Items =>
Start
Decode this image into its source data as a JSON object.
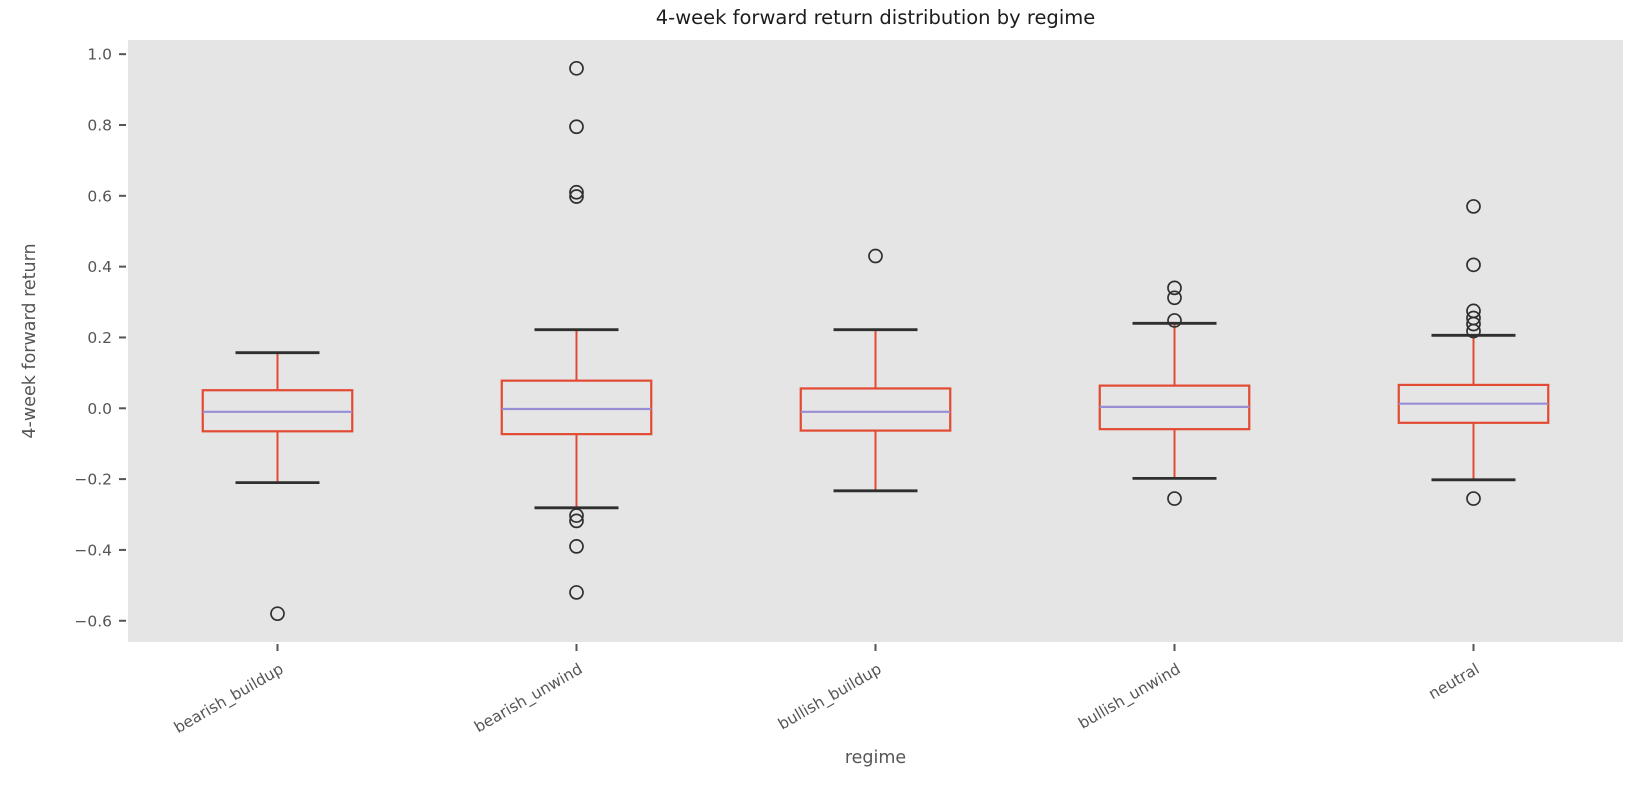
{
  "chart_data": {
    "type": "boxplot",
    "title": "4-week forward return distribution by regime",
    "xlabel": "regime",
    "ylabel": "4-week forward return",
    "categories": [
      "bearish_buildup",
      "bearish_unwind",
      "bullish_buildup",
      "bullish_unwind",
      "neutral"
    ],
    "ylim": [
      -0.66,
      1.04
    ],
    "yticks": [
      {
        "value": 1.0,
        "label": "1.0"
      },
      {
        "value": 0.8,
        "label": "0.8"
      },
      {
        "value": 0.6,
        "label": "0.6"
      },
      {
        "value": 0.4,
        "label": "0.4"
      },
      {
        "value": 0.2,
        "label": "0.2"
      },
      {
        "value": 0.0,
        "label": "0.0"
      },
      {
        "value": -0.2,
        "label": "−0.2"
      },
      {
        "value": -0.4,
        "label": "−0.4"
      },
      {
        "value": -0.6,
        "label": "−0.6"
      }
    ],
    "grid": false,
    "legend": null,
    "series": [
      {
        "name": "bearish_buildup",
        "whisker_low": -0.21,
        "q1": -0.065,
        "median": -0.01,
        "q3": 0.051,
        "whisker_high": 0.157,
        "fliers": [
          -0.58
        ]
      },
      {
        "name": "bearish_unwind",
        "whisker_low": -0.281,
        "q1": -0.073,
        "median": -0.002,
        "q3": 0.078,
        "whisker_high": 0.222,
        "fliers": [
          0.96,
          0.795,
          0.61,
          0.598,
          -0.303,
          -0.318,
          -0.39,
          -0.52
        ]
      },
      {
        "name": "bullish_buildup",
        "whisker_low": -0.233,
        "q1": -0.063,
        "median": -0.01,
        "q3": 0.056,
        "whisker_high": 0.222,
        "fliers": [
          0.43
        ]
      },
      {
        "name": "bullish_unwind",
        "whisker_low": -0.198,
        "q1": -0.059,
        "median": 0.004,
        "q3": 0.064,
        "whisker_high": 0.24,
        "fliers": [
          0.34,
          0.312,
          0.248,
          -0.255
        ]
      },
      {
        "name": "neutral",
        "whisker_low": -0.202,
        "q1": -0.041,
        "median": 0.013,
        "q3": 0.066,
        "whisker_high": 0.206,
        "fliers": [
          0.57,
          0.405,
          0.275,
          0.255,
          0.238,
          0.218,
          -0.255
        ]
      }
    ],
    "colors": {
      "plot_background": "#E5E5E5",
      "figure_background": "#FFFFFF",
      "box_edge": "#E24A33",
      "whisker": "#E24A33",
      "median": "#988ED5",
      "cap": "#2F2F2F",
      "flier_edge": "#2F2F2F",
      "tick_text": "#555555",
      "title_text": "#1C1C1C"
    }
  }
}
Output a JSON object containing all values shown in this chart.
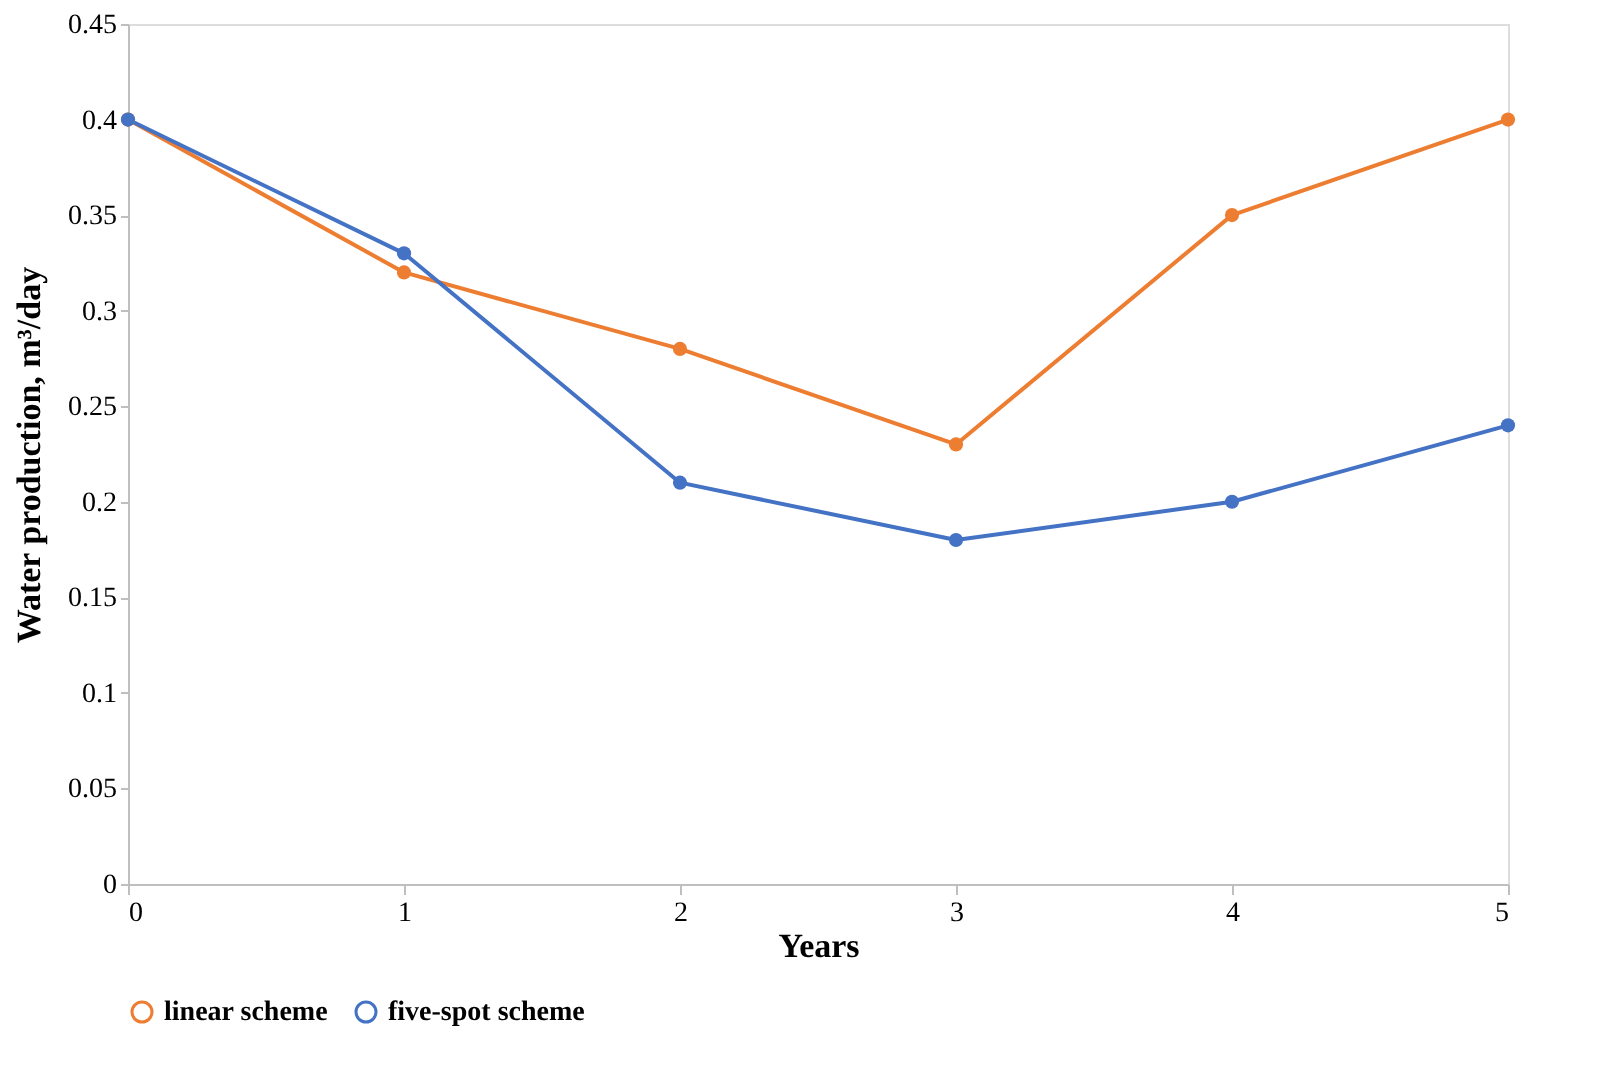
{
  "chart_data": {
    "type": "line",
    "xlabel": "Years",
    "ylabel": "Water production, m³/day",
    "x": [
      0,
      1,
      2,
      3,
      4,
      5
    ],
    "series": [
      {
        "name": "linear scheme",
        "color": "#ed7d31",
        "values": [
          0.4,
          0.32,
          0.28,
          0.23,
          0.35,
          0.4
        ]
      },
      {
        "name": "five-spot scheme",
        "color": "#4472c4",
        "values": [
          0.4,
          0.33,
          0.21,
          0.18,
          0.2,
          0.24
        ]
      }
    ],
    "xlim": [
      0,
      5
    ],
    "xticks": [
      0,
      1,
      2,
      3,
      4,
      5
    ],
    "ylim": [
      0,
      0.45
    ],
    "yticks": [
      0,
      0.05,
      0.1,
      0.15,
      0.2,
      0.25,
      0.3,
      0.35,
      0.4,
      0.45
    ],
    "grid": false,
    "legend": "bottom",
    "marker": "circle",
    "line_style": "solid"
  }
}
End
What the task asks =>
Omit every image. Quote each record exactly.

Task solution =>
Decode this image into its source data as a JSON object.
{
  "chart_data": {
    "type": "boxplot",
    "title": "4-week forward return distribution by regime",
    "xlabel": "regime",
    "ylabel": "4-week forward return",
    "categories": [
      "bearish_buildup",
      "bearish_unwind",
      "bullish_buildup",
      "bullish_unwind",
      "neutral"
    ],
    "ylim": [
      -0.66,
      1.04
    ],
    "yticks": [
      {
        "value": 1.0,
        "label": "1.0"
      },
      {
        "value": 0.8,
        "label": "0.8"
      },
      {
        "value": 0.6,
        "label": "0.6"
      },
      {
        "value": 0.4,
        "label": "0.4"
      },
      {
        "value": 0.2,
        "label": "0.2"
      },
      {
        "value": 0.0,
        "label": "0.0"
      },
      {
        "value": -0.2,
        "label": "−0.2"
      },
      {
        "value": -0.4,
        "label": "−0.4"
      },
      {
        "value": -0.6,
        "label": "−0.6"
      }
    ],
    "grid": false,
    "legend": null,
    "series": [
      {
        "name": "bearish_buildup",
        "whisker_low": -0.21,
        "q1": -0.065,
        "median": -0.01,
        "q3": 0.051,
        "whisker_high": 0.157,
        "fliers": [
          -0.58
        ]
      },
      {
        "name": "bearish_unwind",
        "whisker_low": -0.281,
        "q1": -0.073,
        "median": -0.002,
        "q3": 0.078,
        "whisker_high": 0.222,
        "fliers": [
          0.96,
          0.795,
          0.61,
          0.598,
          -0.303,
          -0.318,
          -0.39,
          -0.52
        ]
      },
      {
        "name": "bullish_buildup",
        "whisker_low": -0.233,
        "q1": -0.063,
        "median": -0.01,
        "q3": 0.056,
        "whisker_high": 0.222,
        "fliers": [
          0.43
        ]
      },
      {
        "name": "bullish_unwind",
        "whisker_low": -0.198,
        "q1": -0.059,
        "median": 0.004,
        "q3": 0.064,
        "whisker_high": 0.24,
        "fliers": [
          0.34,
          0.312,
          0.248,
          -0.255
        ]
      },
      {
        "name": "neutral",
        "whisker_low": -0.202,
        "q1": -0.041,
        "median": 0.013,
        "q3": 0.066,
        "whisker_high": 0.206,
        "fliers": [
          0.57,
          0.405,
          0.275,
          0.255,
          0.238,
          0.218,
          -0.255
        ]
      }
    ],
    "colors": {
      "plot_background": "#E5E5E5",
      "figure_background": "#FFFFFF",
      "box_edge": "#E24A33",
      "whisker": "#E24A33",
      "median": "#988ED5",
      "cap": "#2F2F2F",
      "flier_edge": "#2F2F2F",
      "tick_text": "#555555",
      "title_text": "#1C1C1C"
    }
  }
}
Output a JSON object containing all values shown in this chart.
{
  "chart_data": {
    "type": "line",
    "xlabel": "Years",
    "ylabel": "Water production, m³/day",
    "x": [
      0,
      1,
      2,
      3,
      4,
      5
    ],
    "series": [
      {
        "name": "linear scheme",
        "color": "#ed7d31",
        "values": [
          0.4,
          0.32,
          0.28,
          0.23,
          0.35,
          0.4
        ]
      },
      {
        "name": "five-spot scheme",
        "color": "#4472c4",
        "values": [
          0.4,
          0.33,
          0.21,
          0.18,
          0.2,
          0.24
        ]
      }
    ],
    "xlim": [
      0,
      5
    ],
    "xticks": [
      0,
      1,
      2,
      3,
      4,
      5
    ],
    "ylim": [
      0,
      0.45
    ],
    "yticks": [
      0,
      0.05,
      0.1,
      0.15,
      0.2,
      0.25,
      0.3,
      0.35,
      0.4,
      0.45
    ],
    "grid": false,
    "legend": "bottom",
    "marker": "circle",
    "line_style": "solid"
  }
}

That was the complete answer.